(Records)
## BEGIN

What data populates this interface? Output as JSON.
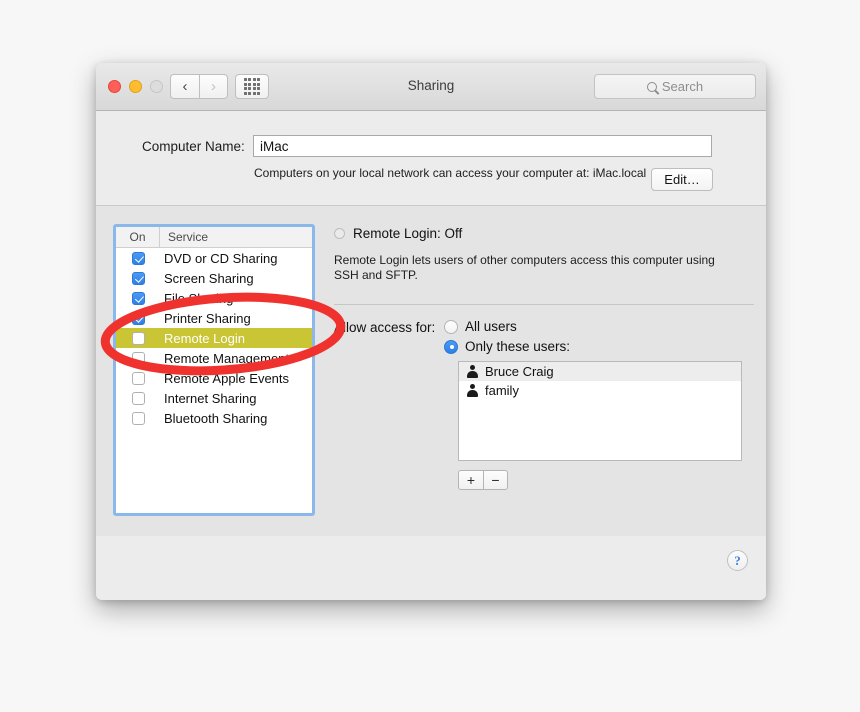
{
  "window": {
    "title": "Sharing",
    "traffic_lights": [
      "close",
      "minimize",
      "zoom"
    ],
    "nav": {
      "back": "‹",
      "forward": "›",
      "grid_icon": "grid-icon"
    },
    "search": {
      "placeholder": "Search",
      "value": "",
      "icon": "search-icon"
    }
  },
  "computer_name": {
    "label": "Computer Name:",
    "value": "iMac",
    "description": "Computers on your local network can access your computer at:\niMac.local",
    "edit_button": "Edit…"
  },
  "services": {
    "columns": {
      "on": "On",
      "service": "Service"
    },
    "items": [
      {
        "name": "DVD or CD Sharing",
        "checked": true,
        "selected": false
      },
      {
        "name": "Screen Sharing",
        "checked": true,
        "selected": false
      },
      {
        "name": "File Sharing",
        "checked": true,
        "selected": false
      },
      {
        "name": "Printer Sharing",
        "checked": true,
        "selected": false
      },
      {
        "name": "Remote Login",
        "checked": false,
        "selected": true
      },
      {
        "name": "Remote Management",
        "checked": false,
        "selected": false
      },
      {
        "name": "Remote Apple Events",
        "checked": false,
        "selected": false
      },
      {
        "name": "Internet Sharing",
        "checked": false,
        "selected": false
      },
      {
        "name": "Bluetooth Sharing",
        "checked": false,
        "selected": false
      }
    ]
  },
  "detail": {
    "status_label": "Remote Login: Off",
    "status_on": false,
    "description": "Remote Login lets users of other computers access this computer using SSH and SFTP.",
    "access_label": "Allow access for:",
    "access_options": [
      {
        "label": "All users",
        "selected": false
      },
      {
        "label": "Only these users:",
        "selected": true
      }
    ],
    "users": [
      {
        "name": "Bruce Craig",
        "icon": "person-icon"
      },
      {
        "name": "family",
        "icon": "person-icon"
      }
    ],
    "add_button": "+",
    "remove_button": "−"
  },
  "footer": {
    "help_button": "?"
  },
  "annotation": {
    "shape": "ellipse",
    "color": "#f0322e",
    "stroke_width": 9
  },
  "colors": {
    "selection_highlight": "#c9c534",
    "checkbox_on": "#2e7fe8",
    "radio_on": "#2e7fe8",
    "focus_ring": "#8ab8ea",
    "annotation_red": "#f0322e",
    "help_blue": "#3a7fe0"
  }
}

## END

**Problem details:**
Extract the text of all the records above verbatim, excluding pictures.

**The answer:**
What data populates this interface? Output as JSON.
{
  "window": {
    "title": "Sharing",
    "traffic_lights": [
      "close",
      "minimize",
      "zoom"
    ],
    "nav": {
      "back": "‹",
      "forward": "›",
      "grid_icon": "grid-icon"
    },
    "search": {
      "placeholder": "Search",
      "value": "",
      "icon": "search-icon"
    }
  },
  "computer_name": {
    "label": "Computer Name:",
    "value": "iMac",
    "description": "Computers on your local network can access your computer at:\niMac.local",
    "edit_button": "Edit…"
  },
  "services": {
    "columns": {
      "on": "On",
      "service": "Service"
    },
    "items": [
      {
        "name": "DVD or CD Sharing",
        "checked": true,
        "selected": false
      },
      {
        "name": "Screen Sharing",
        "checked": true,
        "selected": false
      },
      {
        "name": "File Sharing",
        "checked": true,
        "selected": false
      },
      {
        "name": "Printer Sharing",
        "checked": true,
        "selected": false
      },
      {
        "name": "Remote Login",
        "checked": false,
        "selected": true
      },
      {
        "name": "Remote Management",
        "checked": false,
        "selected": false
      },
      {
        "name": "Remote Apple Events",
        "checked": false,
        "selected": false
      },
      {
        "name": "Internet Sharing",
        "checked": false,
        "selected": false
      },
      {
        "name": "Bluetooth Sharing",
        "checked": false,
        "selected": false
      }
    ]
  },
  "detail": {
    "status_label": "Remote Login: Off",
    "status_on": false,
    "description": "Remote Login lets users of other computers access this computer using SSH and SFTP.",
    "access_label": "Allow access for:",
    "access_options": [
      {
        "label": "All users",
        "selected": false
      },
      {
        "label": "Only these users:",
        "selected": true
      }
    ],
    "users": [
      {
        "name": "Bruce Craig",
        "icon": "person-icon"
      },
      {
        "name": "family",
        "icon": "person-icon"
      }
    ],
    "add_button": "+",
    "remove_button": "−"
  },
  "footer": {
    "help_button": "?"
  },
  "annotation": {
    "shape": "ellipse",
    "color": "#f0322e",
    "stroke_width": 9
  },
  "colors": {
    "selection_highlight": "#c9c534",
    "checkbox_on": "#2e7fe8",
    "radio_on": "#2e7fe8",
    "focus_ring": "#8ab8ea",
    "annotation_red": "#f0322e",
    "help_blue": "#3a7fe0"
  }
}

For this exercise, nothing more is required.